TASK TO COMPLETE:
Lines before the one containing "Type out the text in this image." are excluded. Repeat that line and every line after it, exactly.

DATA LISTING:
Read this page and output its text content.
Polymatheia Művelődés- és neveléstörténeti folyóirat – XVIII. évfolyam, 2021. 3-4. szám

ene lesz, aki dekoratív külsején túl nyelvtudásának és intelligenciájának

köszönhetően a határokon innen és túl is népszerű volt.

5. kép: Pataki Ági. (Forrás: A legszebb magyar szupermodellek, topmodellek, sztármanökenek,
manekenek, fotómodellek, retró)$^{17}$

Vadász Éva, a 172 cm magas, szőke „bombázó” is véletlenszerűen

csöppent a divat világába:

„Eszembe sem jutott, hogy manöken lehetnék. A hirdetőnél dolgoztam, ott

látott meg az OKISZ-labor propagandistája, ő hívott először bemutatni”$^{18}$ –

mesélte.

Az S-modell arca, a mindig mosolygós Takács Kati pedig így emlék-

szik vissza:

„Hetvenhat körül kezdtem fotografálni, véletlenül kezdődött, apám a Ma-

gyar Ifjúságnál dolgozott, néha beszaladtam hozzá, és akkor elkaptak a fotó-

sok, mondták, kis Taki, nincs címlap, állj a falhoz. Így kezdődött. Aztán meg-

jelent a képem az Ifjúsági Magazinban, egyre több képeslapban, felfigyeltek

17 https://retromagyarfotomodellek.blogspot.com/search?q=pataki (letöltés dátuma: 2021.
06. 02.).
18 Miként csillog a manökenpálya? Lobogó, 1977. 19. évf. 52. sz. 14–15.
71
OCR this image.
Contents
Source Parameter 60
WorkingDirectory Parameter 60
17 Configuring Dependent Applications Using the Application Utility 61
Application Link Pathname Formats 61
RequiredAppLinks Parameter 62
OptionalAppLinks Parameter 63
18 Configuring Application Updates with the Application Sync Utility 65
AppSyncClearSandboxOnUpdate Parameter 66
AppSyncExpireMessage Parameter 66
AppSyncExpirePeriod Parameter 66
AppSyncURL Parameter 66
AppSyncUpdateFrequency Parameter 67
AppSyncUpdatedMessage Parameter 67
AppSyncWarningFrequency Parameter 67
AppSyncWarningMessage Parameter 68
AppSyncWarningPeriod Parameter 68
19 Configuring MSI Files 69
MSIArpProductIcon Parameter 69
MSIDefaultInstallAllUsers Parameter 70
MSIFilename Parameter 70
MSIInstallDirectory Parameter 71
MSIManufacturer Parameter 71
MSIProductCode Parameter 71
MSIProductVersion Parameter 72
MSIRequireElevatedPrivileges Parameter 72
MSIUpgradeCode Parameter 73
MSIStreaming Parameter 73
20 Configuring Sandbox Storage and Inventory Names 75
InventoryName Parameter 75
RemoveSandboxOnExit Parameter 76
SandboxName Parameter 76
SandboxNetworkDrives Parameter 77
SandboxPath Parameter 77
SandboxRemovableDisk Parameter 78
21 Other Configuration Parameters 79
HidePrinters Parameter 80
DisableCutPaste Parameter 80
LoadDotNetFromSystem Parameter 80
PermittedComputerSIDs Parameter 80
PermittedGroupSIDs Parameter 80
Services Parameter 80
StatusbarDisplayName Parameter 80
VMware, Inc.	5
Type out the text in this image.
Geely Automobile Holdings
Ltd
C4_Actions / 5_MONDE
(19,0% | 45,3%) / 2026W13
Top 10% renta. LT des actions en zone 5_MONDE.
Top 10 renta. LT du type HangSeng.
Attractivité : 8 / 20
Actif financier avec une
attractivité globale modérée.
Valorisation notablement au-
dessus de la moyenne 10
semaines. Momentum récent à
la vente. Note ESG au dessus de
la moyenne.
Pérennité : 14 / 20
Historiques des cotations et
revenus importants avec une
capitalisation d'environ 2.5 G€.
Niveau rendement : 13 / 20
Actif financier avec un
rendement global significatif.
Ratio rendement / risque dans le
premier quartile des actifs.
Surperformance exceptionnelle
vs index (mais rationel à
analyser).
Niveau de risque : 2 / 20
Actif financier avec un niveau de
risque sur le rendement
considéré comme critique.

SOLUTION TO THE PROBLEM:
Type out the text in this image.
Geely Automobile Holdings
Ltd
C4_Actions / 5_MONDE
(19,0% | 45,3%) / 2026W13
Top 10% renta. LT des actions en zone 5_MONDE.
Top 10 renta. LT du type HangSeng.
Attractivité : 8 / 20
Actif financier avec une
attractivité globale modérée.
Valorisation notablement au-
dessus de la moyenne 10
semaines. Momentum récent à
la vente. Note ESG au dessus de
la moyenne.
Pérennité : 14 / 20
Historiques des cotations et
revenus importants avec une
capitalisation d'environ 2.5 G€.
Niveau rendement : 13 / 20
Actif financier avec un
rendement global significatif.
Ratio rendement / risque dans le
premier quartile des actifs.
Surperformance exceptionnelle
vs index (mais rationel à
analyser).
Niveau de risque : 2 / 20
Actif financier avec un niveau de
risque sur le rendement
considéré comme critique.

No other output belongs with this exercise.